#### GIVEN TASK:
Determine which lines of the records include the word "koncert", and copy them.

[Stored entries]
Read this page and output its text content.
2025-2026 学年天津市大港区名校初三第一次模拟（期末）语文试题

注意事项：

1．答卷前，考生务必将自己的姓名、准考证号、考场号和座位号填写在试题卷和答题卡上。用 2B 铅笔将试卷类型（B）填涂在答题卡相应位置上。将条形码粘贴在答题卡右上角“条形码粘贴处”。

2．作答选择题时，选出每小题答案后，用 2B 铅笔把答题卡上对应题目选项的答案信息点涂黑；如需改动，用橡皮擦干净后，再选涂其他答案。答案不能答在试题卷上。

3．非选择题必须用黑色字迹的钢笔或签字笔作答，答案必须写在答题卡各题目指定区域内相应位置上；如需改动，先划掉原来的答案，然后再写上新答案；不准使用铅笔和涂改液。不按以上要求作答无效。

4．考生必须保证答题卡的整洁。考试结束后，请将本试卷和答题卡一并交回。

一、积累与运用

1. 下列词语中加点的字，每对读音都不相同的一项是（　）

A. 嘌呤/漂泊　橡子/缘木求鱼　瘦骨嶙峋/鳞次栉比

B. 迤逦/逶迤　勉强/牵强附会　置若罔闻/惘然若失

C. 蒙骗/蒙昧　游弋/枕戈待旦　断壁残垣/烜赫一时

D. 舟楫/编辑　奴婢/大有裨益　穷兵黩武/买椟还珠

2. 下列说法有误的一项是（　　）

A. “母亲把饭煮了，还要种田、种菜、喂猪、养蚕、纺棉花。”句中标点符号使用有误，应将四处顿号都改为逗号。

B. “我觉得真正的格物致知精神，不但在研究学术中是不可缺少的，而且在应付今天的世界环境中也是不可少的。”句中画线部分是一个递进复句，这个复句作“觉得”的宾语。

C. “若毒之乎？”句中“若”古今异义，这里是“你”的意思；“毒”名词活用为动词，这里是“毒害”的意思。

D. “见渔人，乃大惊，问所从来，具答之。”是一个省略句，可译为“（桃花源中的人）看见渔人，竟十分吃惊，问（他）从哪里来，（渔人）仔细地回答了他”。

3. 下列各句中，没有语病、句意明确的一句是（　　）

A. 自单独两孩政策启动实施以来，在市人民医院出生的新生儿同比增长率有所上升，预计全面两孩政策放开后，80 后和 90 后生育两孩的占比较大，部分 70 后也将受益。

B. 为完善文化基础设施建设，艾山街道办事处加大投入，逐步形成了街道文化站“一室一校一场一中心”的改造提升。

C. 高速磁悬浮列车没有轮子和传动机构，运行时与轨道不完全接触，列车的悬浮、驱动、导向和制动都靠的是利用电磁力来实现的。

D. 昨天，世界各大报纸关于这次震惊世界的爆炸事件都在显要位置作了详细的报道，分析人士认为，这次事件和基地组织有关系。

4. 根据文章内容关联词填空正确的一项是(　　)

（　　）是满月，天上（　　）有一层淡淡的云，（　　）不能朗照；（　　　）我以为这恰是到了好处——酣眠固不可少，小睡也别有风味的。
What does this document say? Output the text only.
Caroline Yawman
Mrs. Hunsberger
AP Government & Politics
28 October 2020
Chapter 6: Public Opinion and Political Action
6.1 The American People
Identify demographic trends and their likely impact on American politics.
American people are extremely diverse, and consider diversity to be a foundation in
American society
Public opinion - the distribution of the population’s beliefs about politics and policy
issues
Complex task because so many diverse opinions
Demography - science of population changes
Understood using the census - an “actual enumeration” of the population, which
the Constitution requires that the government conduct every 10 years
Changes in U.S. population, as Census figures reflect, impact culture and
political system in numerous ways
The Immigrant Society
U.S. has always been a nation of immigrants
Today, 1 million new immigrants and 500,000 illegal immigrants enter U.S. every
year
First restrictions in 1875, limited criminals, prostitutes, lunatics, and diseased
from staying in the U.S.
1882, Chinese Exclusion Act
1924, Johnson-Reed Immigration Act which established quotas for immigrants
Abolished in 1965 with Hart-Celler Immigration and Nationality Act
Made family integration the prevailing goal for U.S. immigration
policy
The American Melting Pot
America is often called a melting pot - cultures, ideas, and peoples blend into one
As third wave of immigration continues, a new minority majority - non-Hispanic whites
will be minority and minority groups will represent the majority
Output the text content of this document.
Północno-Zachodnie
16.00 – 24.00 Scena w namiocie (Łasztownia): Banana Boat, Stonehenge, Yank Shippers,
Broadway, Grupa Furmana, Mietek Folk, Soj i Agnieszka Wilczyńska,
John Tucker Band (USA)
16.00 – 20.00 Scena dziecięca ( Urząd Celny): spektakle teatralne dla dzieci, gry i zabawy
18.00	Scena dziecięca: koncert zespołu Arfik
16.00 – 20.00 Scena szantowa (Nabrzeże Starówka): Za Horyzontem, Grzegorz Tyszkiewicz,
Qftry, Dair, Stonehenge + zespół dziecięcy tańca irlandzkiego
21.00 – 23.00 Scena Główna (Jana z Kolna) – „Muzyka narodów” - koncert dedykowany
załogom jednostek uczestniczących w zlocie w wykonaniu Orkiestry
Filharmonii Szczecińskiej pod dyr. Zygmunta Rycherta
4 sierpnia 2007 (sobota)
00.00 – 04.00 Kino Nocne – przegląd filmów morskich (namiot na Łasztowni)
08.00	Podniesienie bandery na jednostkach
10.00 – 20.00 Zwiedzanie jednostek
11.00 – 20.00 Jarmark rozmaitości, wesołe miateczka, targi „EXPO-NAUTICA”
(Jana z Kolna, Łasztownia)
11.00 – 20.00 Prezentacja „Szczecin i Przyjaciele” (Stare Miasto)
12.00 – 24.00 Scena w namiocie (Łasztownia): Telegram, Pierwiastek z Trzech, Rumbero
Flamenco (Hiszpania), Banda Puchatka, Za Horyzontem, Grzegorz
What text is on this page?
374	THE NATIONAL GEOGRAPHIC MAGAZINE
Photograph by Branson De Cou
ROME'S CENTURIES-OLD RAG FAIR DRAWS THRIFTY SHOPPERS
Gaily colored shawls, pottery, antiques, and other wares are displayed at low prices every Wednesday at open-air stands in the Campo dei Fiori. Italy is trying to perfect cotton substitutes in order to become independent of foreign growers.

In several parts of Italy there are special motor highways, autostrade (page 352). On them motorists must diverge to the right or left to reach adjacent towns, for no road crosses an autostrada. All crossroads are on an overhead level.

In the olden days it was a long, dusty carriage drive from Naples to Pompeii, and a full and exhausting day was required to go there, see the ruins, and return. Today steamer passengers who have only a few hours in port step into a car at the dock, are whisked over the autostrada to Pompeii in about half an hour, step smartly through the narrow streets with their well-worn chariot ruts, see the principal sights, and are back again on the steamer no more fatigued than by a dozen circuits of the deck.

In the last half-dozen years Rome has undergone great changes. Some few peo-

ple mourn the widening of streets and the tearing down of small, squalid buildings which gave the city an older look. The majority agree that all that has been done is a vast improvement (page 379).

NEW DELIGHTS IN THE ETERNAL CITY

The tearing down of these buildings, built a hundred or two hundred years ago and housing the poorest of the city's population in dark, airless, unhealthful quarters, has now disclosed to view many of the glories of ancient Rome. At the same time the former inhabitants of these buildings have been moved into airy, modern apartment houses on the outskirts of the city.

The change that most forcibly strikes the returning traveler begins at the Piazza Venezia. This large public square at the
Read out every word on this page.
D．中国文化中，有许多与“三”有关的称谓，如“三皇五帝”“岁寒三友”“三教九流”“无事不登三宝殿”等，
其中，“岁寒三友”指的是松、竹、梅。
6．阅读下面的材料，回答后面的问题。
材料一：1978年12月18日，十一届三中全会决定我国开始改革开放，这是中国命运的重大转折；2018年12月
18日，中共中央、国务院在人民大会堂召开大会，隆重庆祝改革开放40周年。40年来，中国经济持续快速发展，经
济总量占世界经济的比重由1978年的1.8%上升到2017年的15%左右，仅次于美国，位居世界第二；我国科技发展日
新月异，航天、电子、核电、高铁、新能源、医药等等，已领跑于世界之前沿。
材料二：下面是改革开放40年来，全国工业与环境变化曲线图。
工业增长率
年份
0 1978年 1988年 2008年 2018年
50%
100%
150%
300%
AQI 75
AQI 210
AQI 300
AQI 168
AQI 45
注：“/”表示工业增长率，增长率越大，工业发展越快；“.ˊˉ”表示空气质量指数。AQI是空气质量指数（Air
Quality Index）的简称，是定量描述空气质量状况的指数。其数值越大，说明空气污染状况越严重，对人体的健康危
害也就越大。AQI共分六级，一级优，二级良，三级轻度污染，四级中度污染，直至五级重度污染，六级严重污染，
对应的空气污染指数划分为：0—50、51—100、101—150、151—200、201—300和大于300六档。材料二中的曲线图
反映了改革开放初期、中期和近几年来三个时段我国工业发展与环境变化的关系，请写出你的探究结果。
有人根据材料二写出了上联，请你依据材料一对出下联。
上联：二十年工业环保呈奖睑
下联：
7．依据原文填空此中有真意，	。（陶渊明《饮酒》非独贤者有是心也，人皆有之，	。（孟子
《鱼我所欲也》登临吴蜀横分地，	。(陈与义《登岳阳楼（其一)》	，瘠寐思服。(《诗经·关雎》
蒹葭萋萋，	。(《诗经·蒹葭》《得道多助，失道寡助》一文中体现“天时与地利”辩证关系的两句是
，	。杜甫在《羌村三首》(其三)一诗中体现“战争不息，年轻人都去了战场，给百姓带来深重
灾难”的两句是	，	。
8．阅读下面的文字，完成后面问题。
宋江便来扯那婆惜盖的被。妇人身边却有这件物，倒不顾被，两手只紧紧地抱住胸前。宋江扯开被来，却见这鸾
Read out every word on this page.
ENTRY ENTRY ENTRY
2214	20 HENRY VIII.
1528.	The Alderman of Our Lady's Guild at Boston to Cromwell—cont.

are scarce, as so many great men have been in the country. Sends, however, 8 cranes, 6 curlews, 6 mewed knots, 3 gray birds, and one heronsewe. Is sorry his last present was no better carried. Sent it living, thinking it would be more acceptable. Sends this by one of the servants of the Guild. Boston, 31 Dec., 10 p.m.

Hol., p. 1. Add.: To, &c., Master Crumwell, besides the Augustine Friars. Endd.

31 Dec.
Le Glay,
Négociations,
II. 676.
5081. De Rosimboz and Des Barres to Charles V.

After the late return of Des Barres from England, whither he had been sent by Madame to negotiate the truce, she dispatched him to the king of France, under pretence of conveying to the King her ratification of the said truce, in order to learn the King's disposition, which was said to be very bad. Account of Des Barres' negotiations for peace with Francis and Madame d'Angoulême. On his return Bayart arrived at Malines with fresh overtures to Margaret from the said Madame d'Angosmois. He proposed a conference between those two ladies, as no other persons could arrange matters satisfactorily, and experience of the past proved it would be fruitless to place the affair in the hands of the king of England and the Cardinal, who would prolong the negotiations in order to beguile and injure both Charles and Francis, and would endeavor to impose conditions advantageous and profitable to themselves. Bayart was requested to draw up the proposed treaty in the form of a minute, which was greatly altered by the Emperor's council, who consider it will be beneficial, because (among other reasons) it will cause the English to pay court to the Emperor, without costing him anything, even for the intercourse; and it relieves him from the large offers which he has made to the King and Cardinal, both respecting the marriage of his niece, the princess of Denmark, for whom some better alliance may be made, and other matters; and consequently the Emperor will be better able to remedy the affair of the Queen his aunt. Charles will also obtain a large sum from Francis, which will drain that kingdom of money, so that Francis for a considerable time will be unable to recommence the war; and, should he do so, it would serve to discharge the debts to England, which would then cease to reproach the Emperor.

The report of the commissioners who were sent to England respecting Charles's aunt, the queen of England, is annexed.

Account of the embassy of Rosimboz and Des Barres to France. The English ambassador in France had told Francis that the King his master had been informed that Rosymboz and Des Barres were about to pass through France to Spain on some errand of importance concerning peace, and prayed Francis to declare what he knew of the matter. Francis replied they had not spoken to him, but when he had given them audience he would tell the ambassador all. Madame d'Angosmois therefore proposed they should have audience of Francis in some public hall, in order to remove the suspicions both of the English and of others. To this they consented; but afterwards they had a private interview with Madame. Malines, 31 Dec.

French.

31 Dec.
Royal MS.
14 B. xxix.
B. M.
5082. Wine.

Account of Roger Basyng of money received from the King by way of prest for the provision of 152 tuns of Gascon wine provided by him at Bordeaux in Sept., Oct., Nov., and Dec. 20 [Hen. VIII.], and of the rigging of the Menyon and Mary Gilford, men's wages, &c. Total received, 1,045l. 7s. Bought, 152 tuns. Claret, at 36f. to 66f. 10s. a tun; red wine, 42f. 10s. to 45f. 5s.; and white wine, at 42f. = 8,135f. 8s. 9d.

#### CORRECT ANSWER:
18.00	Scena dziecięca: koncert zespołu Arfik
21.00 – 23.00 Scena Główna (Jana z Kolna) – „Muzyka narodów” - koncert dedykowany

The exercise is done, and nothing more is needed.